Exercise instructions: Go through the records and show each line where the word "watermark" occurs.

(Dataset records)
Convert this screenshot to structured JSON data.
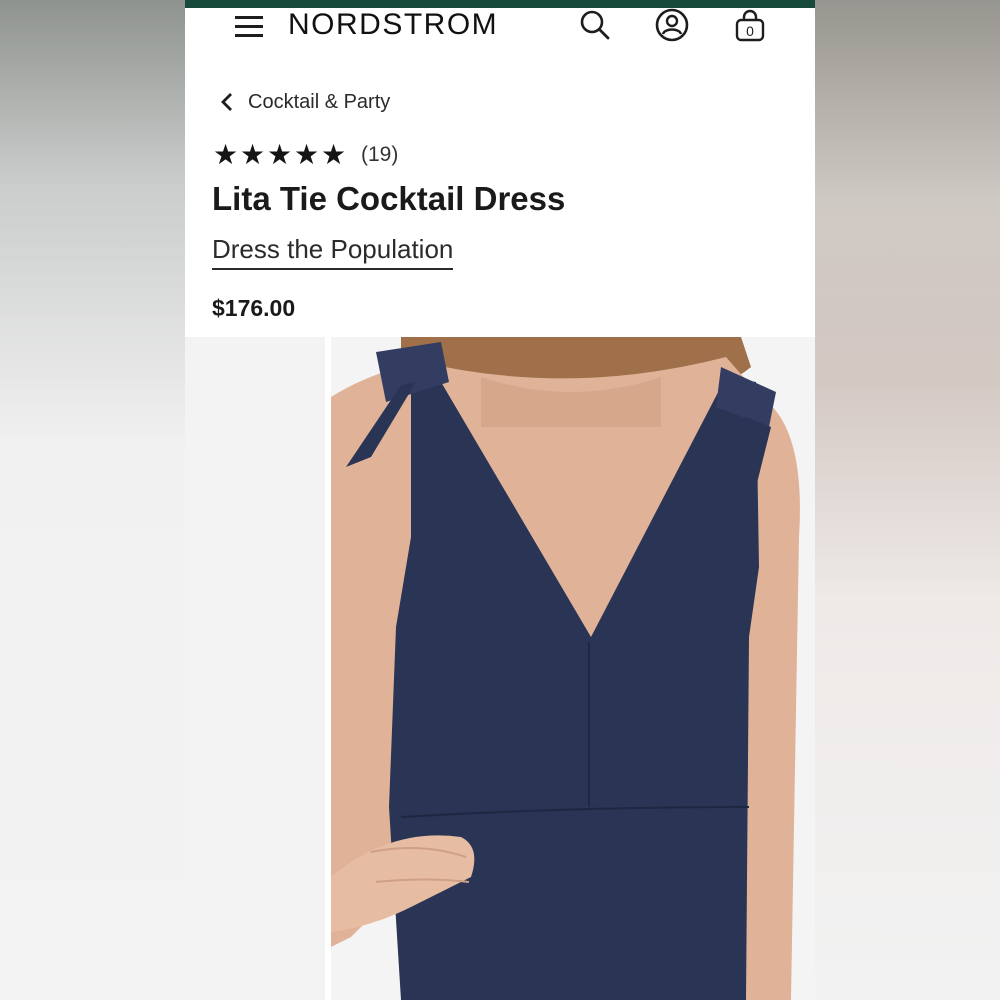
{
  "header": {
    "brand": "NORDSTROM",
    "brand_color": "#174a3b",
    "icons": [
      "menu-icon",
      "search-icon",
      "account-icon",
      "bag-icon"
    ],
    "bag_count": "0"
  },
  "breadcrumb": {
    "label": "Cocktail & Party"
  },
  "product": {
    "rating": 5,
    "rating_max": 5,
    "review_count": "(19)",
    "title": "Lita Tie Cocktail Dress",
    "brand": "Dress the Population",
    "price": "$176.00",
    "dress_color": "#283352"
  }
}
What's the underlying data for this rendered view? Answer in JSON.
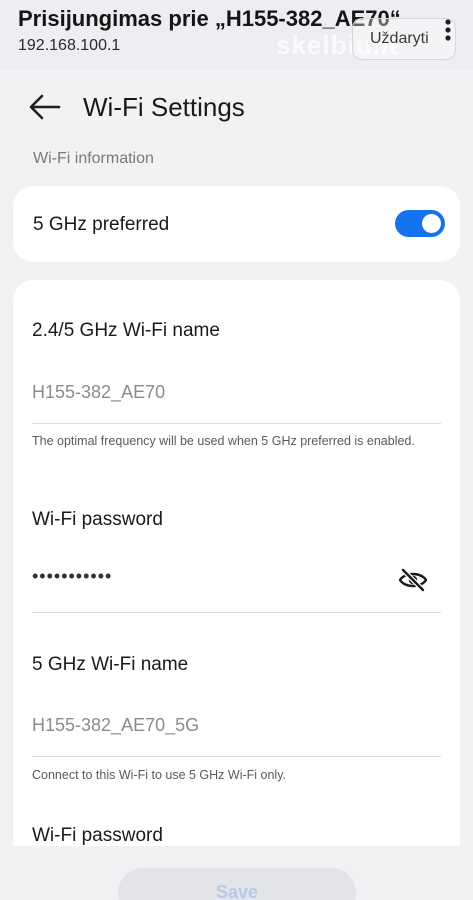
{
  "topbar": {
    "title": "Prisijungimas prie „H155-382_AE70“",
    "url": "192.168.100.1",
    "close_label": "Uždaryti",
    "watermark": "skelbiu.lt"
  },
  "header": {
    "title": "Wi-Fi Settings"
  },
  "section": {
    "label": "Wi-Fi information"
  },
  "pref": {
    "label": "5 GHz preferred",
    "enabled": true,
    "accent_color": "#1672ee"
  },
  "fields": {
    "name_24": {
      "title": "2.4/5 GHz Wi-Fi name",
      "value": "H155-382_AE70",
      "hint": "The optimal frequency will be used when 5 GHz preferred is enabled."
    },
    "password_1": {
      "title": "Wi-Fi password",
      "value": "•••••••••••"
    },
    "name_5": {
      "title": "5 GHz Wi-Fi name",
      "value": "H155-382_AE70_5G",
      "hint": "Connect to this Wi-Fi to use 5 GHz Wi-Fi only."
    },
    "password_2": {
      "title": "Wi-Fi password"
    }
  },
  "footer": {
    "save_label": "Save"
  },
  "icons": {
    "back": "arrow-left-icon",
    "eye": "eye-off-icon",
    "menu": "more-vertical-icon"
  }
}
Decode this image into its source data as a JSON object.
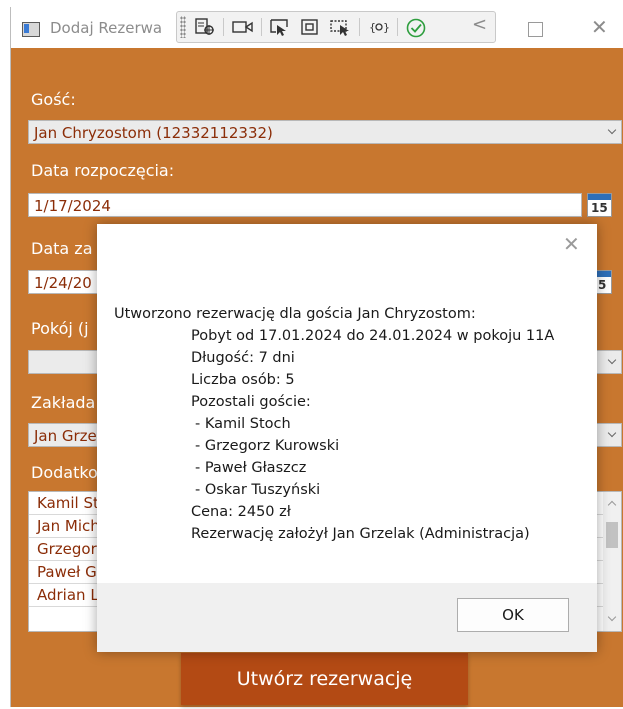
{
  "window": {
    "title": "Dodaj Rezerwa",
    "maximize_label": "□",
    "close_label": "✕"
  },
  "toolbar": {
    "icons": [
      "select-element-icon",
      "video-camera-icon",
      "pointer-select-icon",
      "track-focused-icon",
      "display-layout-adorners-icon",
      "hot-reload-icon",
      "checkmark-icon",
      "collapse-chevron-icon"
    ],
    "chevron": "<"
  },
  "form": {
    "guest_label": "Gość:",
    "guest_value": "Jan Chryzostom (12332112332)",
    "start_label": "Data rozpoczęcia:",
    "start_value": "1/17/2024",
    "end_label": "Data za",
    "end_value": "1/24/20",
    "room_label": "Pokój (j",
    "room_value": "",
    "creator_label": "Zakłada",
    "creator_value": "Jan Grze",
    "extra_label": "Dodatko",
    "calendar_day": "15",
    "calendar_day_partial": "5",
    "extra_guests": [
      "Kamil St",
      "Jan Mich",
      "Grzegor",
      "Paweł G",
      "Adrian L"
    ],
    "submit_label": "Utwórz rezerwację"
  },
  "dialog": {
    "close": "✕",
    "line1": "Utworzono rezerwację dla gościa Jan Chryzostom:",
    "line2": "Pobyt od 17.01.2024 do 24.01.2024 w pokoju 11A",
    "line3": "Długość: 7 dni",
    "line4": "Liczba osób: 5",
    "line5": "Pozostali goście:",
    "guests": [
      "- Kamil Stoch",
      "- Grzegorz Kurowski",
      "- Paweł Głaszcz",
      "- Oskar Tuszyński"
    ],
    "price": "Cena: 2450 zł",
    "creator": "Rezerwację założył Jan Grzelak (Administracja)",
    "ok_label": "OK"
  },
  "colors": {
    "panel": "#c8772f",
    "button": "#b34a14",
    "value_text": "#8b2d08"
  }
}
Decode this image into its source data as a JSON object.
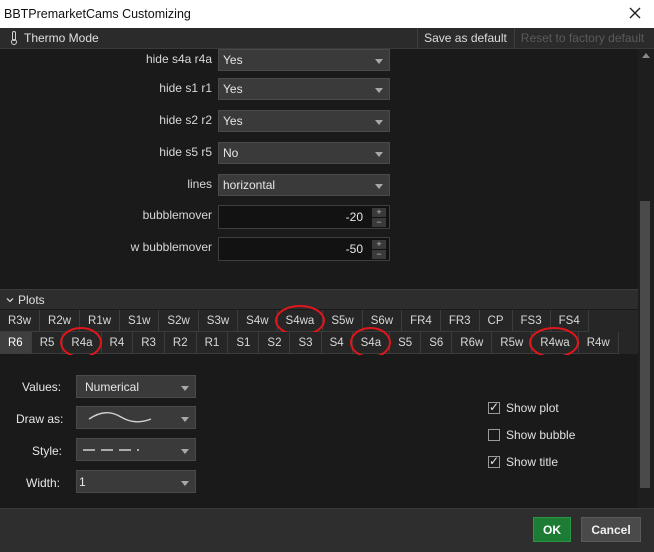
{
  "window": {
    "title": "BBTPremarketCams Customizing"
  },
  "toolbar": {
    "thermo_label": "Thermo Mode",
    "save_default": "Save as default",
    "reset_factory": "Reset to factory default"
  },
  "inputs": [
    {
      "label": "hide s4a r4a",
      "type": "dropdown",
      "value": "Yes"
    },
    {
      "label": "hide s1 r1",
      "type": "dropdown",
      "value": "Yes"
    },
    {
      "label": "hide s2 r2",
      "type": "dropdown",
      "value": "Yes"
    },
    {
      "label": "hide s5 r5",
      "type": "dropdown",
      "value": "No"
    },
    {
      "label": "lines",
      "type": "dropdown",
      "value": "horizontal"
    },
    {
      "label": "bubblemover",
      "type": "number",
      "value": "-20"
    },
    {
      "label": "w bubblemover",
      "type": "number",
      "value": "-50"
    }
  ],
  "plots": {
    "header": "Plots",
    "tabs_row1": [
      "R3w",
      "R2w",
      "R1w",
      "S1w",
      "S2w",
      "S3w",
      "S4w",
      "S4wa",
      "S5w",
      "S6w",
      "FR4",
      "FR3",
      "CP",
      "FS3",
      "FS4"
    ],
    "tabs_row2": [
      "R6",
      "R5",
      "R4a",
      "R4",
      "R3",
      "R2",
      "R1",
      "S1",
      "S2",
      "S3",
      "S4",
      "S4a",
      "S5",
      "S6",
      "R6w",
      "R5w",
      "R4wa",
      "R4w"
    ],
    "active_tab": "R6",
    "highlighted_tabs": [
      "S4wa",
      "R4a",
      "S4a",
      "R4wa"
    ]
  },
  "plot_settings": {
    "values_label": "Values:",
    "values_value": "Numerical",
    "draw_as_label": "Draw as:",
    "style_label": "Style:",
    "width_label": "Width:",
    "width_value": "1"
  },
  "options": [
    {
      "label": "Show plot",
      "checked": true
    },
    {
      "label": "Show bubble",
      "checked": false
    },
    {
      "label": "Show title",
      "checked": true
    }
  ],
  "footer": {
    "ok": "OK",
    "cancel": "Cancel"
  },
  "colors": {
    "accent_ok": "#1d7c33",
    "highlight_circle": "#e0161a",
    "background": "#1a1a1a"
  }
}
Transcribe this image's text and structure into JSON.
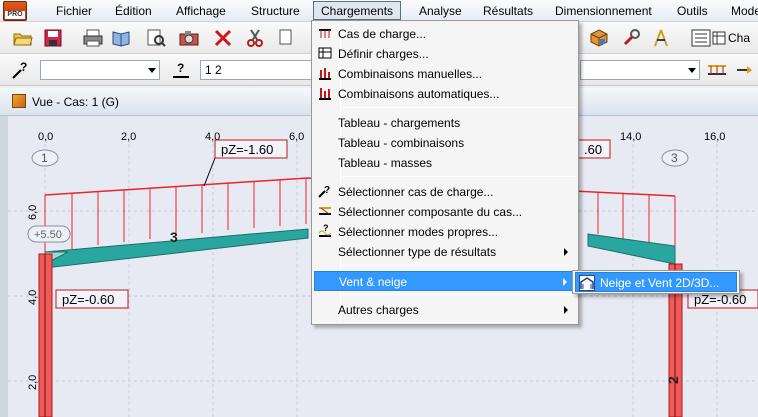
{
  "app": {
    "badge": "PRO"
  },
  "menubar": {
    "items": [
      {
        "label": "Fichier"
      },
      {
        "label": "Édition"
      },
      {
        "label": "Affichage"
      },
      {
        "label": "Structure"
      },
      {
        "label": "Chargements"
      },
      {
        "label": "Analyse"
      },
      {
        "label": "Résultats"
      },
      {
        "label": "Dimensionnement"
      },
      {
        "label": "Outils"
      },
      {
        "label": "Mode"
      }
    ]
  },
  "toolbar": {
    "right_label": "Cha",
    "combo_load_case": "",
    "combo_lines": "1 2",
    "question_glyph": "?"
  },
  "view": {
    "title": "Vue - Cas: 1 (G)"
  },
  "canvas": {
    "x_ticks": [
      "0,0",
      "2,0",
      "4,0",
      "6,0",
      "14,0",
      "16,0"
    ],
    "y_ticks": [
      "6,0",
      "4,0",
      "2,0"
    ],
    "node_labels": [
      "1",
      "3"
    ],
    "bar_labels": [
      "3",
      "2"
    ],
    "elevation_tag": "+5.50",
    "loads": {
      "roof_left": "pZ=-1.60",
      "roof_right_partial": ".60",
      "col_left": "pZ=-0.60",
      "col_right": "pZ=-0.60"
    }
  },
  "chargements_menu": {
    "items": [
      {
        "label": "Cas de charge...",
        "icon": "load-case-icon"
      },
      {
        "label": "Définir charges...",
        "icon": "define-loads-icon"
      },
      {
        "label": "Combinaisons manuelles...",
        "icon": "manual-combination-icon"
      },
      {
        "label": "Combinaisons automatiques...",
        "icon": "auto-combination-icon"
      },
      {
        "label": "Tableau - chargements"
      },
      {
        "label": "Tableau - combinaisons"
      },
      {
        "label": "Tableau - masses"
      },
      {
        "label": "Sélectionner cas de charge...",
        "icon": "select-case-icon"
      },
      {
        "label": "Sélectionner composante du cas...",
        "icon": "select-component-icon"
      },
      {
        "label": "Sélectionner modes propres...",
        "icon": "select-modes-icon"
      },
      {
        "label": "Sélectionner type de résultats"
      },
      {
        "label": "Vent & neige"
      },
      {
        "label": "Autres charges"
      }
    ]
  },
  "vent_submenu": {
    "items": [
      {
        "label": "Neige et Vent 2D/3D...",
        "icon": "snow-wind-icon"
      }
    ]
  },
  "colors": {
    "menu_highlight": "#3399ff",
    "load_red": "#e8242c",
    "beam_teal": "#2aa6a0",
    "column_red": "#f05a5a"
  }
}
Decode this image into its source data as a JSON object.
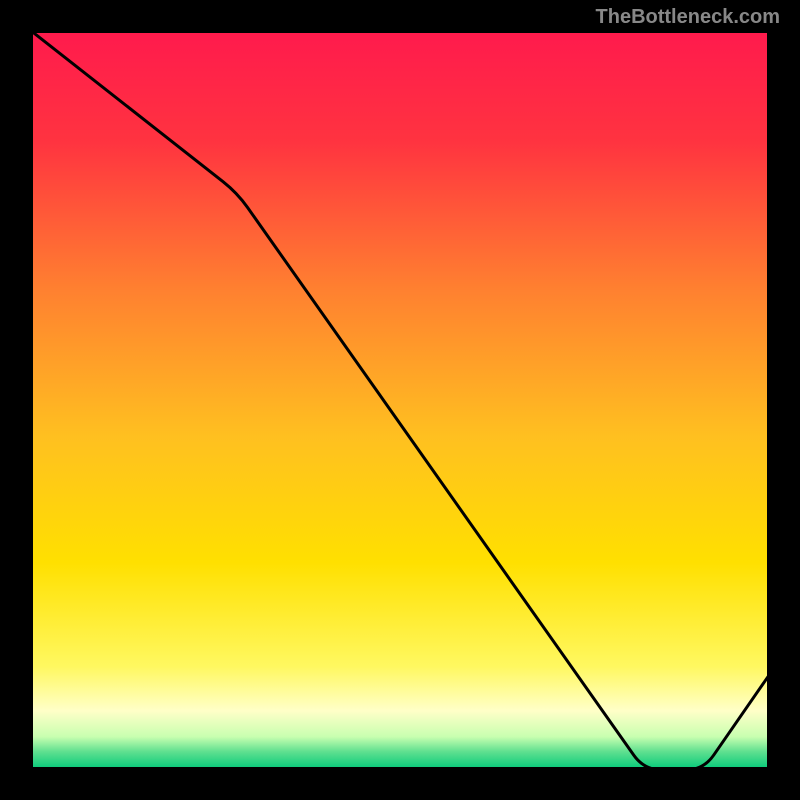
{
  "watermark": "TheBottleneck.com",
  "chart_data": {
    "type": "line",
    "title": "",
    "xlabel": "",
    "ylabel": "",
    "xlim": [
      0,
      100
    ],
    "ylim": [
      0,
      100
    ],
    "x": [
      0,
      28,
      83,
      91,
      100
    ],
    "y": [
      100,
      78,
      0,
      0,
      13
    ],
    "min_label_text": "",
    "background_gradient": {
      "type": "vertical",
      "stops": [
        {
          "offset": 0.0,
          "color": "#ff1a4d"
        },
        {
          "offset": 0.15,
          "color": "#ff3340"
        },
        {
          "offset": 0.35,
          "color": "#ff8030"
        },
        {
          "offset": 0.55,
          "color": "#ffc020"
        },
        {
          "offset": 0.72,
          "color": "#ffe000"
        },
        {
          "offset": 0.86,
          "color": "#fff860"
        },
        {
          "offset": 0.92,
          "color": "#ffffc8"
        },
        {
          "offset": 0.955,
          "color": "#c8ffb0"
        },
        {
          "offset": 0.975,
          "color": "#60e090"
        },
        {
          "offset": 1.0,
          "color": "#00c878"
        }
      ]
    },
    "line_color": "#000000",
    "frame_color": "#000000"
  }
}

Reply to the task:
    "watermark": "skelbiu.lt"
  "watermark": "TheBottleneck.com",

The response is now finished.